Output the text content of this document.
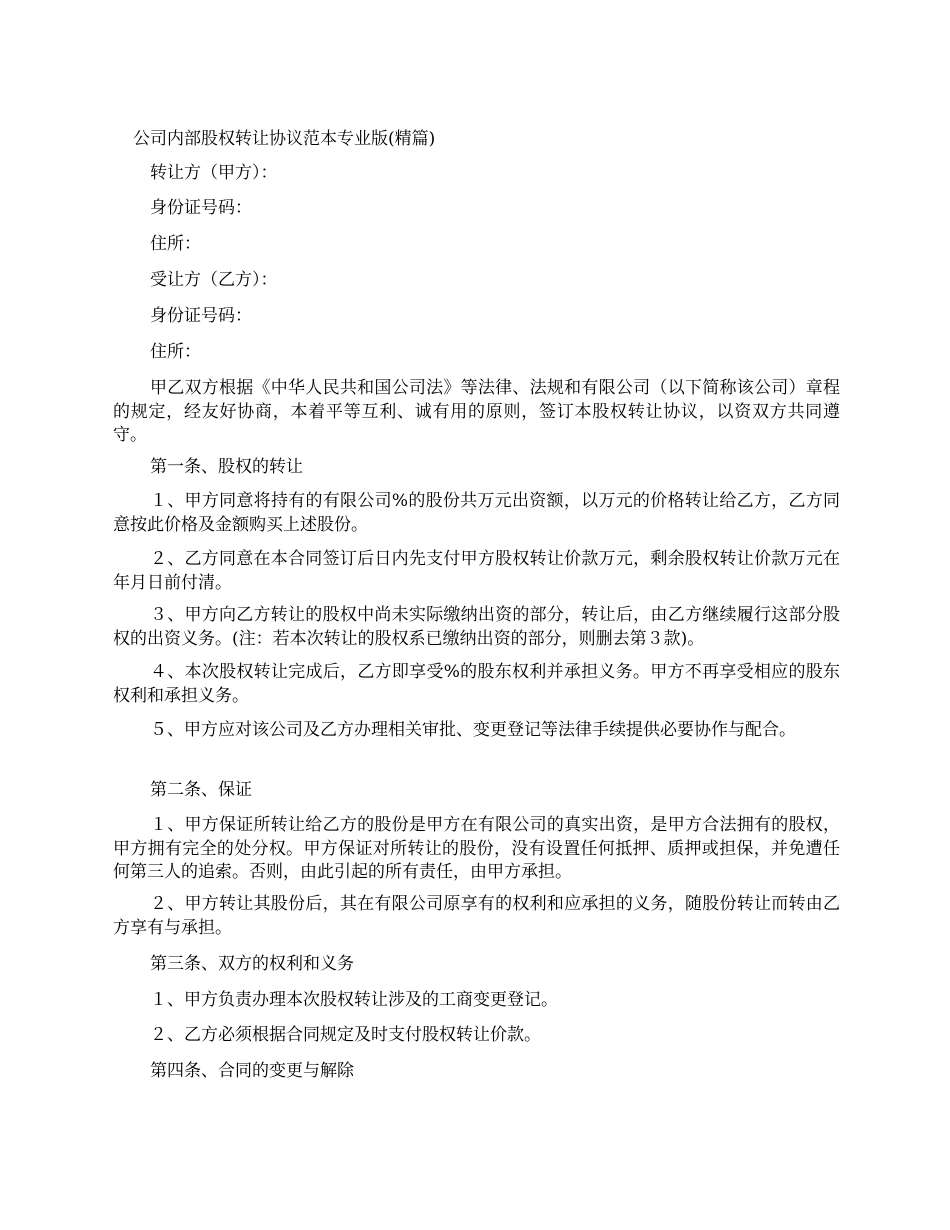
公司内部股权转让协议范本专业版(精篇)
转让方（甲方）：
身份证号码：
住所：
受让方（乙方）：
身份证号码：
住所：
甲乙双方根据《中华人民共和国公司法》等法律、法规和有限公司（以下简称该公司）章程的规定，经友好协商，本着平等互利、诚有用的原则，签订本股权转让协议，以资双方共同遵守。
第一条、股权的转让
１、甲方同意将持有的有限公司%的股份共万元出资额，以万元的价格转让给乙方，乙方同意按此价格及金额购买上述股份。
２、乙方同意在本合同签订后日内先支付甲方股权转让价款万元，剩余股权转让价款万元在年月日前付清。
３、甲方向乙方转让的股权中尚未实际缴纳出资的部分，转让后，由乙方继续履行这部分股权的出资义务。(注：若本次转让的股权系已缴纳出资的部分，则删去第３款)。
４、本次股权转让完成后，乙方即享受%的股东权利并承担义务。甲方不再享受相应的股东权利和承担义务。
５、甲方应对该公司及乙方办理相关审批、变更登记等法律手续提供必要协作与配合。
第二条、保证
１、甲方保证所转让给乙方的股份是甲方在有限公司的真实出资，是甲方合法拥有的股权，甲方拥有完全的处分权。甲方保证对所转让的股份，没有设置任何抵押、质押或担保，并免遭任何第三人的追索。否则，由此引起的所有责任，由甲方承担。
２、甲方转让其股份后，其在有限公司原享有的权利和应承担的义务，随股份转让而转由乙方享有与承担。
第三条、双方的权利和义务
１、甲方负责办理本次股权转让涉及的工商变更登记。
２、乙方必须根据合同规定及时支付股权转让价款。
第四条、合同的变更与解除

+++

Set down the material exactly, every line of it, except for the pictures.

Output the text content of this document.
公司内部股权转让协议范本专业版(精篇)
转让方（甲方）：
身份证号码：
住所：
受让方（乙方）：
身份证号码：
住所：
甲乙双方根据《中华人民共和国公司法》等法律、法规和有限公司（以下简称该公司）章程的规定，经友好协商，本着平等互利、诚有用的原则，签订本股权转让协议，以资双方共同遵守。
第一条、股权的转让
１、甲方同意将持有的有限公司%的股份共万元出资额，以万元的价格转让给乙方，乙方同意按此价格及金额购买上述股份。
２、乙方同意在本合同签订后日内先支付甲方股权转让价款万元，剩余股权转让价款万元在年月日前付清。
３、甲方向乙方转让的股权中尚未实际缴纳出资的部分，转让后，由乙方继续履行这部分股权的出资义务。(注：若本次转让的股权系已缴纳出资的部分，则删去第３款)。
４、本次股权转让完成后，乙方即享受%的股东权利并承担义务。甲方不再享受相应的股东权利和承担义务。
５、甲方应对该公司及乙方办理相关审批、变更登记等法律手续提供必要协作与配合。
第二条、保证
１、甲方保证所转让给乙方的股份是甲方在有限公司的真实出资，是甲方合法拥有的股权，甲方拥有完全的处分权。甲方保证对所转让的股份，没有设置任何抵押、质押或担保，并免遭任何第三人的追索。否则，由此引起的所有责任，由甲方承担。
２、甲方转让其股份后，其在有限公司原享有的权利和应承担的义务，随股份转让而转由乙方享有与承担。
第三条、双方的权利和义务
１、甲方负责办理本次股权转让涉及的工商变更登记。
２、乙方必须根据合同规定及时支付股权转让价款。
第四条、合同的变更与解除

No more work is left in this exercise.